# AIM OF THE EXERCISE
Copy all lines in which the word "медицинской" can be found.

start

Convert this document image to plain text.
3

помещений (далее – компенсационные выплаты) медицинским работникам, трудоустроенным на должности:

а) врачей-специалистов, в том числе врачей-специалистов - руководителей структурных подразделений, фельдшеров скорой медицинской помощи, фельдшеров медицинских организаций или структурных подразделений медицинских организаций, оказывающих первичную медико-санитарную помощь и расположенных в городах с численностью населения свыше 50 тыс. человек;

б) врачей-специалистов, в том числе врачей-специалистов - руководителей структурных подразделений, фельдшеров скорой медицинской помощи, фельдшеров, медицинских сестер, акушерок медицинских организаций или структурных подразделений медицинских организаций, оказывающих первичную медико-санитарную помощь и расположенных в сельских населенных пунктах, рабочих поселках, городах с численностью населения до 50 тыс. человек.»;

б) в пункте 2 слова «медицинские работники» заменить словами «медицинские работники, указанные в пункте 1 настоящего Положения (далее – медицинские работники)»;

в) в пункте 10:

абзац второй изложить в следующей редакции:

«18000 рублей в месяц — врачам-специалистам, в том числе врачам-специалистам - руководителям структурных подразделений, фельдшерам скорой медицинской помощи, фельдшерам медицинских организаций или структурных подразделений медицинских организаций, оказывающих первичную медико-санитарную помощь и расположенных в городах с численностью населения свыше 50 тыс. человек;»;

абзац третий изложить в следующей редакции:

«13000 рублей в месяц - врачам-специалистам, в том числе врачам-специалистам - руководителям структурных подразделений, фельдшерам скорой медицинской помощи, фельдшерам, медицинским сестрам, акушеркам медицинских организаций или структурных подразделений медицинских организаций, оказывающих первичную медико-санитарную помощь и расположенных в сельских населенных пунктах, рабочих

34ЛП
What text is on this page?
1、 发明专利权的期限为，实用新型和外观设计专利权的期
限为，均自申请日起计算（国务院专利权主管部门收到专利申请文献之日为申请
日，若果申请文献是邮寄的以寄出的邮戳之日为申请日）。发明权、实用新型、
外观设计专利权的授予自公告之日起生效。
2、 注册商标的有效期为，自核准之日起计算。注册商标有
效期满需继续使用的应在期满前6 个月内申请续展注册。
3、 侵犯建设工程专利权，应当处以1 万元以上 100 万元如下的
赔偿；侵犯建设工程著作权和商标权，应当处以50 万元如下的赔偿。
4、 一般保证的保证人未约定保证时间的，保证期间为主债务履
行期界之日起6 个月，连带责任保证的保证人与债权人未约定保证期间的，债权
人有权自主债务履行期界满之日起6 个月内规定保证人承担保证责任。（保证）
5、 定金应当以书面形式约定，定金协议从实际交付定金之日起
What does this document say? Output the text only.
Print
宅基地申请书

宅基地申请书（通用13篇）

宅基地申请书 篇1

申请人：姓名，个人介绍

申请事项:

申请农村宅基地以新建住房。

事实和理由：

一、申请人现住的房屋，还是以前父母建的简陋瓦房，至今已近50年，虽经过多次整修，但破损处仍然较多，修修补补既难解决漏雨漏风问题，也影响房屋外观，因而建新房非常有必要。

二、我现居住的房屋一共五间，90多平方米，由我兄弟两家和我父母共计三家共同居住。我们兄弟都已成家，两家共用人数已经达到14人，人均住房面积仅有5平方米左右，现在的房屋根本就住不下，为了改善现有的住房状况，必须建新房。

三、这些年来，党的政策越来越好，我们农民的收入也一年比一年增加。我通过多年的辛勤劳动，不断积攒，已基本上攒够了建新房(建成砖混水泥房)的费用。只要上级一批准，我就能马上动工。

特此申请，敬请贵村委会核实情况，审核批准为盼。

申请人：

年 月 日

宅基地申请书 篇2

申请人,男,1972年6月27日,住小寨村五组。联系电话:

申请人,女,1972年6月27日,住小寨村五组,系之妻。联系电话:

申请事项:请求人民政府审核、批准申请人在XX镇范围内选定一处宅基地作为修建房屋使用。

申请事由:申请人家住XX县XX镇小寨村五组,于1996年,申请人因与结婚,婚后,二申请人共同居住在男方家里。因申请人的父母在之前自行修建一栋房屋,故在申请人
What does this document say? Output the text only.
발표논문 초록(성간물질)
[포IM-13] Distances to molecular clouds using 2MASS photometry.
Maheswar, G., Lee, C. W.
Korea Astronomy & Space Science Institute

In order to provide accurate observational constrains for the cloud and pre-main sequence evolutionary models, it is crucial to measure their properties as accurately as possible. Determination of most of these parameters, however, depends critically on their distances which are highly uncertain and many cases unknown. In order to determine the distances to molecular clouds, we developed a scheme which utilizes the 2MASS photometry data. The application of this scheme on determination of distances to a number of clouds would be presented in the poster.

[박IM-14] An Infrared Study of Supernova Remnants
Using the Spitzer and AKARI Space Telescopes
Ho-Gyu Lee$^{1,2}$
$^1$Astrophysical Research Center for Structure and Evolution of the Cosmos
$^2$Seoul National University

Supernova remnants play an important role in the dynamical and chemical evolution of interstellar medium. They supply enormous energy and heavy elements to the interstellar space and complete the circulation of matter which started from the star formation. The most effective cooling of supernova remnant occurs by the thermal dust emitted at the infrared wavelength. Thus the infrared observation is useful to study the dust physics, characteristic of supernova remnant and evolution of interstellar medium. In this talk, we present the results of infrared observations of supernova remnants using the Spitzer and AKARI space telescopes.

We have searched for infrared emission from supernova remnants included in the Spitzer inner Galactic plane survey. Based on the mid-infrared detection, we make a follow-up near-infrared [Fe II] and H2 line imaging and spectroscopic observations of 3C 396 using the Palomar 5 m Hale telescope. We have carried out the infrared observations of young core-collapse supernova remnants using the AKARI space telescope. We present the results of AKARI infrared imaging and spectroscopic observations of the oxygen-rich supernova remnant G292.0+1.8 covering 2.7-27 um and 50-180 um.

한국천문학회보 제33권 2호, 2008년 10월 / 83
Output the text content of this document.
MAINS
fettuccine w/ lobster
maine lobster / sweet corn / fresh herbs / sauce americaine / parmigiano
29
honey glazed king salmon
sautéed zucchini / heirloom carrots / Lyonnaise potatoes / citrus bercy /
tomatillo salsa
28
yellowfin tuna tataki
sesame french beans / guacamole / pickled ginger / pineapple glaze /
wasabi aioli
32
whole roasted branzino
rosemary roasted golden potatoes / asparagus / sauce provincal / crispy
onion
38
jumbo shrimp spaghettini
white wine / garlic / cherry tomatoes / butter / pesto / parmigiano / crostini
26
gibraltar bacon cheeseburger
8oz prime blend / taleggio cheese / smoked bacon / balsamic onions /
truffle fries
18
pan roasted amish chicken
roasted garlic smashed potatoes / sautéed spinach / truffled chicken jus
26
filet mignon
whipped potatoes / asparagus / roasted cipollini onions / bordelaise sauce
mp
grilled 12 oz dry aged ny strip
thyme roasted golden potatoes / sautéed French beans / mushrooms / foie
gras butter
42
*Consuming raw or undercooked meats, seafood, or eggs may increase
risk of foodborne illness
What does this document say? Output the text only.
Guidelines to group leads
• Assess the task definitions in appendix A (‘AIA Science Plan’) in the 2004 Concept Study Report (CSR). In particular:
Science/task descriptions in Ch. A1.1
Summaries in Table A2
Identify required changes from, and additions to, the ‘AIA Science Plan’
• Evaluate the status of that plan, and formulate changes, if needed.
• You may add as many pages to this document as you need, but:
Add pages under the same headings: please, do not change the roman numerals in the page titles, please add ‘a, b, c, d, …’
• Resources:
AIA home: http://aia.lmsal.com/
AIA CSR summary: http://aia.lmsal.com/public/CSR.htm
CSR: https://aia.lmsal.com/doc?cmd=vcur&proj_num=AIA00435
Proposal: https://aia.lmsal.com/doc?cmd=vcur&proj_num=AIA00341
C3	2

end

# THE RESULT
а) врачей-специалистов, в том числе врачей-специалистов - руководителей структурных подразделений, фельдшеров скорой медицинской помощи, фельдшеров медицинских организаций или структурных подразделений медицинских организаций, оказывающих первичную медико-санитарную помощь и расположенных в городах с численностью населения свыше 50 тыс. человек;
б) врачей-специалистов, в том числе врачей-специалистов - руководителей структурных подразделений, фельдшеров скорой медицинской помощи, фельдшеров, медицинских сестер, акушерок медицинских организаций или структурных подразделений медицинских организаций, оказывающих первичную медико-санитарную помощь и расположенных в сельских населенных пунктах, рабочих поселках, городах с численностью населения до 50 тыс. человек.»;
«18000 рублей в месяц — врачам-специалистам, в том числе врачам-специалистам - руководителям структурных подразделений, фельдшерам скорой медицинской помощи, фельдшерам медицинских организаций или структурных подразделений медицинских организаций, оказывающих первичную медико-санитарную помощь и расположенных в городах с численностью населения свыше 50 тыс. человек;»;
«13000 рублей в месяц - врачам-специалистам, в том числе врачам-специалистам - руководителям структурных подразделений, фельдшерам скорой медицинской помощи, фельдшерам, медицинским сестрам, акушеркам медицинских организаций или структурных подразделений медицинских организаций, оказывающих первичную медико-санитарную помощь и расположенных в сельских населенных пунктах, рабочих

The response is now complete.